Please return the lines below word for word, leaving the pictures out of your answer.
## Begin INFORMATION PROVIDED
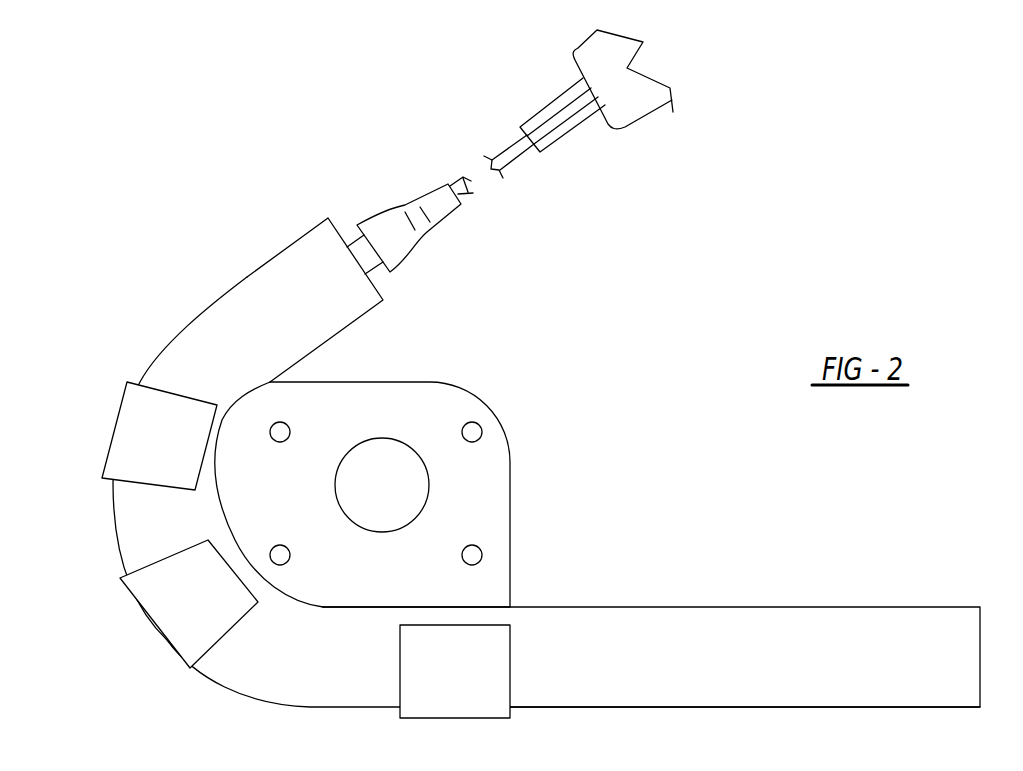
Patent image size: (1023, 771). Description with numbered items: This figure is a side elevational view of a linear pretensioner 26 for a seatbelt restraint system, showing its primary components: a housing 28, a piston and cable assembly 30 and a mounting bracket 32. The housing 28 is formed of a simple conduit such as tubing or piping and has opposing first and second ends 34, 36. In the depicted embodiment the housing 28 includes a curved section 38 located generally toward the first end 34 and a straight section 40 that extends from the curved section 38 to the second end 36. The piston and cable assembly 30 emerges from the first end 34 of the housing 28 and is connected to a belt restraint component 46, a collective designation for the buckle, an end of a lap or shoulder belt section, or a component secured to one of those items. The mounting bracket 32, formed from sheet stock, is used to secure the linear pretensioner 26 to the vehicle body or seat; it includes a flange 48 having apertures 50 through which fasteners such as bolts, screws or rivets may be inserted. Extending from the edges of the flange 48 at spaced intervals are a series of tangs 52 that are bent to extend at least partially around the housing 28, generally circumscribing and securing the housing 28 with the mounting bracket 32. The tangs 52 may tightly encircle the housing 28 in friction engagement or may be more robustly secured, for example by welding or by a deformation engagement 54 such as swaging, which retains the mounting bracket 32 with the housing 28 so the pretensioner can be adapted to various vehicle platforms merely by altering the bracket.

The linear pretensioner 26 is at (511, 448).
The housing 28 is at (651, 621).
The piston and cable assembly 30 is at (527, 152).
The mounting bracket 32 is at (458, 467).
The first end 34 is at (307, 233).
The second end 36 is at (907, 606).
The curved section 38 is at (113, 512).
The straight section 40 is at (700, 690).
The belt restraint component 46 is at (635, 103).
The flange 48 is at (493, 510).
The apertures 50 is at (280, 552).
The tangs 52 is at (120, 403).
The deformation engagement 54 is at (301, 540).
## End INFORMATION PROVIDED
RESULT:
Patent image size: (1023, 771). Description with numbered items: This figure is a side elevational view of a linear pretensioner 26 for a seatbelt restraint system, showing its primary components: a housing 28, a piston and cable assembly 30 and a mounting bracket 32. The housing 28 is formed of a simple conduit such as tubing or piping and has opposing first and second ends 34, 36. In the depicted embodiment the housing 28 includes a curved section 38 located generally toward the first end 34 and a straight section 40 that extends from the curved section 38 to the second end 36. The piston and cable assembly 30 emerges from the first end 34 of the housing 28 and is connected to a belt restraint component 46, a collective designation for the buckle, an end of a lap or shoulder belt section, or a component secured to one of those items. The mounting bracket 32, formed from sheet stock, is used to secure the linear pretensioner 26 to the vehicle body or seat; it includes a flange 48 having apertures 50 through which fasteners such as bolts, screws or rivets may be inserted. Extending from the edges of the flange 48 at spaced intervals are a series of tangs 52 that are bent to extend at least partially around the housing 28, generally circumscribing and securing the housing 28 with the mounting bracket 32. The tangs 52 may tightly encircle the housing 28 in friction engagement or may be more robustly secured, for example by welding or by a deformation engagement 54 such as swaging, which retains the mounting bracket 32 with the housing 28 so the pretensioner can be adapted to various vehicle platforms merely by altering the bracket.

The linear pretensioner 26 is at (511, 448).
The housing 28 is at (651, 621).
The piston and cable assembly 30 is at (527, 152).
The mounting bracket 32 is at (458, 467).
The first end 34 is at (307, 233).
The second end 36 is at (907, 606).
The curved section 38 is at (113, 512).
The straight section 40 is at (700, 690).
The belt restraint component 46 is at (635, 103).
The flange 48 is at (493, 510).
The apertures 50 is at (280, 552).
The tangs 52 is at (120, 403).
The deformation engagement 54 is at (301, 540).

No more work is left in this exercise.